::: DATASET RECORDS :::

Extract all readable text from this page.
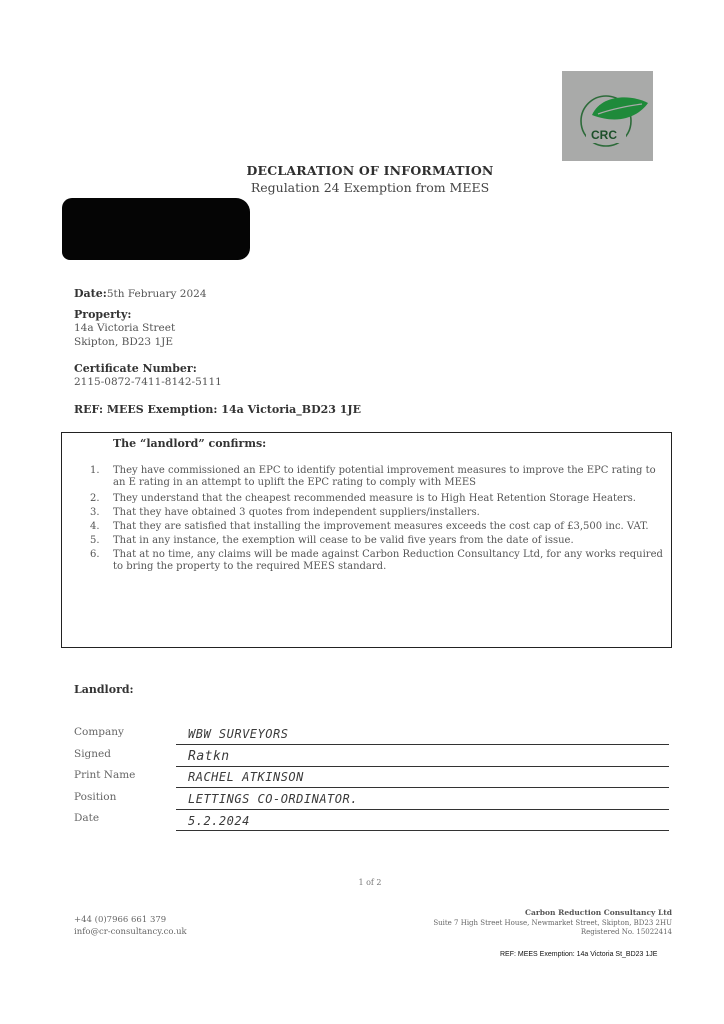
CRC
DECLARATION OF INFORMATION
Regulation 24 Exemption from MEES
Date:5th February 2024
Property:
14a Victoria Street
Skipton, BD23 1JE
Certificate Number:
2115-0872-7411-8142-5111
REF: MEES Exemption: 14a Victoria_BD23 1JE
The “landlord” confirms:
1.	They have commissioned an EPC to identify potential improvement measures to improve the EPC rating to an E rating in an attempt to uplift the EPC rating to comply with MEES
2.	They understand that the cheapest recommended measure is to High Heat Retention Storage Heaters.
3.	That they have obtained 3 quotes from independent suppliers/installers.
4.	That they are satisfied that installing the improvement measures exceeds the cost cap of £3,500 inc. VAT.
5.	That in any instance, the exemption will cease to be valid five years from the date of issue.
6.	That at no time, any claims will be made against Carbon Reduction Consultancy Ltd, for any works required to bring the property to the required MEES standard.
Landlord:
Company	WBW SURVEYORS
Signed	Ratkn
Print Name	RACHEL ATKINSON
Position	LETTINGS CO-ORDINATOR.
Date	5.2.2024
1 of 2
+44 (0)7966 661 379
info@cr-consultancy.co.uk
Carbon Reduction Consultancy Ltd
Suite 7 High Street House, Newmarket Street, Skipton, BD23 2HU
Registered No. 15022414
REF: MEES Exemption: 14a Victoria St_BD23 1JE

:::

§ WHAT IS BEING ASKED
Copy the records above exactly. The pictures are not part of the copy.

§ FULL ANSWER
Extract all readable text from this page.
CRC
DECLARATION OF INFORMATION
Regulation 24 Exemption from MEES
Date:5th February 2024
Property:
14a Victoria Street
Skipton, BD23 1JE
Certificate Number:
2115-0872-7411-8142-5111
REF: MEES Exemption: 14a Victoria_BD23 1JE
The “landlord” confirms:
1.	They have commissioned an EPC to identify potential improvement measures to improve the EPC rating to an E rating in an attempt to uplift the EPC rating to comply with MEES
2.	They understand that the cheapest recommended measure is to High Heat Retention Storage Heaters.
3.	That they have obtained 3 quotes from independent suppliers/installers.
4.	That they are satisfied that installing the improvement measures exceeds the cost cap of £3,500 inc. VAT.
5.	That in any instance, the exemption will cease to be valid five years from the date of issue.
6.	That at no time, any claims will be made against Carbon Reduction Consultancy Ltd, for any works required to bring the property to the required MEES standard.
Landlord:
Company	WBW SURVEYORS
Signed	Ratkn
Print Name	RACHEL ATKINSON
Position	LETTINGS CO-ORDINATOR.
Date	5.2.2024
1 of 2
+44 (0)7966 661 379
info@cr-consultancy.co.uk
Carbon Reduction Consultancy Ltd
Suite 7 High Street House, Newmarket Street, Skipton, BD23 2HU
Registered No. 15022414
REF: MEES Exemption: 14a Victoria St_BD23 1JE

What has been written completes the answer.